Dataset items
# # # # # # #

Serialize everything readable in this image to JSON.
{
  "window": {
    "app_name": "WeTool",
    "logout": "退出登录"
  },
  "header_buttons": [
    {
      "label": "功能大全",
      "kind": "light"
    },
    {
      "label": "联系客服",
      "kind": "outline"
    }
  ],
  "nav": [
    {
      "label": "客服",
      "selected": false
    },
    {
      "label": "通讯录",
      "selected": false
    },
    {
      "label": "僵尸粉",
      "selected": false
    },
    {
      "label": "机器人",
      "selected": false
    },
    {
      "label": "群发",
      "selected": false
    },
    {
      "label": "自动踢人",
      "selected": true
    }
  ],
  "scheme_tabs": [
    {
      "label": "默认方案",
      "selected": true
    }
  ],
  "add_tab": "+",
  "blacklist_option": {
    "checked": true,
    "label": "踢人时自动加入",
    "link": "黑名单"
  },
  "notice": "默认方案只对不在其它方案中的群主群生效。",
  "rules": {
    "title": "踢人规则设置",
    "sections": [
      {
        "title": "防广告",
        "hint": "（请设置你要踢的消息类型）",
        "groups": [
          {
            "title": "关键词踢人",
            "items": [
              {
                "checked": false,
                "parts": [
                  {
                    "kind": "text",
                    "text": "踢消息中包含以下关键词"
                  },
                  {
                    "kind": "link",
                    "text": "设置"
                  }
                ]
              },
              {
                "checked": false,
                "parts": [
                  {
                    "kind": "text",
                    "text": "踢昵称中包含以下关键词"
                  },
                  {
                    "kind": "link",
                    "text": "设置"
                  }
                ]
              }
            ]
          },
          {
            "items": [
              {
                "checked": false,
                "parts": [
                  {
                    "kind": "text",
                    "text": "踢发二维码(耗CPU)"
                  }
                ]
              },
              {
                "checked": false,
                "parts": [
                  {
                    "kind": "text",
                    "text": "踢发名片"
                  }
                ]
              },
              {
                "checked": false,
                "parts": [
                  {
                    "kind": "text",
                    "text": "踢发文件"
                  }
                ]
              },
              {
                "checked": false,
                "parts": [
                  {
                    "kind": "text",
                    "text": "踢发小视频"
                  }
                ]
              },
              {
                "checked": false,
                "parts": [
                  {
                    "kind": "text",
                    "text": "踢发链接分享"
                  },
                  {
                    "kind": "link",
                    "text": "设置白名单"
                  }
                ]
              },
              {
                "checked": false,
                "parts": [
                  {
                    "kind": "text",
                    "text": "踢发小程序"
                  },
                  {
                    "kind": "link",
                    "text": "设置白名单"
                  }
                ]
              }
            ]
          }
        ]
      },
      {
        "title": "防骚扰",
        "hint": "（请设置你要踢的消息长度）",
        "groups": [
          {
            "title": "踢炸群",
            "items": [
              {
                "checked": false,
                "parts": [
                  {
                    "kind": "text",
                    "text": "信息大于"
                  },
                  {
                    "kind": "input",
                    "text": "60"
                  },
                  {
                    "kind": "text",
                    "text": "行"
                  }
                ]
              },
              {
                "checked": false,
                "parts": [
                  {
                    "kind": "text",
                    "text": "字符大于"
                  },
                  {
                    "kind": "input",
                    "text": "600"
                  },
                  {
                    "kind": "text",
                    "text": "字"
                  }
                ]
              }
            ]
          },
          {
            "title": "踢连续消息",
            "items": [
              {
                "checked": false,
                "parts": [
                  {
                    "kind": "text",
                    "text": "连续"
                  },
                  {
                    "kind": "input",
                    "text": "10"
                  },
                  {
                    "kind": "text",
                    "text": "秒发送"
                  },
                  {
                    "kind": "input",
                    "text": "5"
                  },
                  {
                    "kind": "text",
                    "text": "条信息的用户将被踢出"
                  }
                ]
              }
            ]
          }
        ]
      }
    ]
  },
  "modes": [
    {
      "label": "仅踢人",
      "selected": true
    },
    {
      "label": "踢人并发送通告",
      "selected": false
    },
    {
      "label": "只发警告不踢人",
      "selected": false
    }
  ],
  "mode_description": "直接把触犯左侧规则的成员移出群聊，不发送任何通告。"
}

# # # # # # #

» **WHAT YOU SHOULD DO**: Repeat the data precisely, line by line.

» **TASK RESPONSE**:
Serialize everything readable in this image to JSON.
{
  "window": {
    "app_name": "WeTool",
    "logout": "退出登录"
  },
  "header_buttons": [
    {
      "label": "功能大全",
      "kind": "light"
    },
    {
      "label": "联系客服",
      "kind": "outline"
    }
  ],
  "nav": [
    {
      "label": "客服",
      "selected": false
    },
    {
      "label": "通讯录",
      "selected": false
    },
    {
      "label": "僵尸粉",
      "selected": false
    },
    {
      "label": "机器人",
      "selected": false
    },
    {
      "label": "群发",
      "selected": false
    },
    {
      "label": "自动踢人",
      "selected": true
    }
  ],
  "scheme_tabs": [
    {
      "label": "默认方案",
      "selected": true
    }
  ],
  "add_tab": "+",
  "blacklist_option": {
    "checked": true,
    "label": "踢人时自动加入",
    "link": "黑名单"
  },
  "notice": "默认方案只对不在其它方案中的群主群生效。",
  "rules": {
    "title": "踢人规则设置",
    "sections": [
      {
        "title": "防广告",
        "hint": "（请设置你要踢的消息类型）",
        "groups": [
          {
            "title": "关键词踢人",
            "items": [
              {
                "checked": false,
                "parts": [
                  {
                    "kind": "text",
                    "text": "踢消息中包含以下关键词"
                  },
                  {
                    "kind": "link",
                    "text": "设置"
                  }
                ]
              },
              {
                "checked": false,
                "parts": [
                  {
                    "kind": "text",
                    "text": "踢昵称中包含以下关键词"
                  },
                  {
                    "kind": "link",
                    "text": "设置"
                  }
                ]
              }
            ]
          },
          {
            "items": [
              {
                "checked": false,
                "parts": [
                  {
                    "kind": "text",
                    "text": "踢发二维码(耗CPU)"
                  }
                ]
              },
              {
                "checked": false,
                "parts": [
                  {
                    "kind": "text",
                    "text": "踢发名片"
                  }
                ]
              },
              {
                "checked": false,
                "parts": [
                  {
                    "kind": "text",
                    "text": "踢发文件"
                  }
                ]
              },
              {
                "checked": false,
                "parts": [
                  {
                    "kind": "text",
                    "text": "踢发小视频"
                  }
                ]
              },
              {
                "checked": false,
                "parts": [
                  {
                    "kind": "text",
                    "text": "踢发链接分享"
                  },
                  {
                    "kind": "link",
                    "text": "设置白名单"
                  }
                ]
              },
              {
                "checked": false,
                "parts": [
                  {
                    "kind": "text",
                    "text": "踢发小程序"
                  },
                  {
                    "kind": "link",
                    "text": "设置白名单"
                  }
                ]
              }
            ]
          }
        ]
      },
      {
        "title": "防骚扰",
        "hint": "（请设置你要踢的消息长度）",
        "groups": [
          {
            "title": "踢炸群",
            "items": [
              {
                "checked": false,
                "parts": [
                  {
                    "kind": "text",
                    "text": "信息大于"
                  },
                  {
                    "kind": "input",
                    "text": "60"
                  },
                  {
                    "kind": "text",
                    "text": "行"
                  }
                ]
              },
              {
                "checked": false,
                "parts": [
                  {
                    "kind": "text",
                    "text": "字符大于"
                  },
                  {
                    "kind": "input",
                    "text": "600"
                  },
                  {
                    "kind": "text",
                    "text": "字"
                  }
                ]
              }
            ]
          },
          {
            "title": "踢连续消息",
            "items": [
              {
                "checked": false,
                "parts": [
                  {
                    "kind": "text",
                    "text": "连续"
                  },
                  {
                    "kind": "input",
                    "text": "10"
                  },
                  {
                    "kind": "text",
                    "text": "秒发送"
                  },
                  {
                    "kind": "input",
                    "text": "5"
                  },
                  {
                    "kind": "text",
                    "text": "条信息的用户将被踢出"
                  }
                ]
              }
            ]
          }
        ]
      }
    ]
  },
  "modes": [
    {
      "label": "仅踢人",
      "selected": true
    },
    {
      "label": "踢人并发送通告",
      "selected": false
    },
    {
      "label": "只发警告不踢人",
      "selected": false
    }
  ],
  "mode_description": "直接把触犯左侧规则的成员移出群聊，不发送任何通告。"
}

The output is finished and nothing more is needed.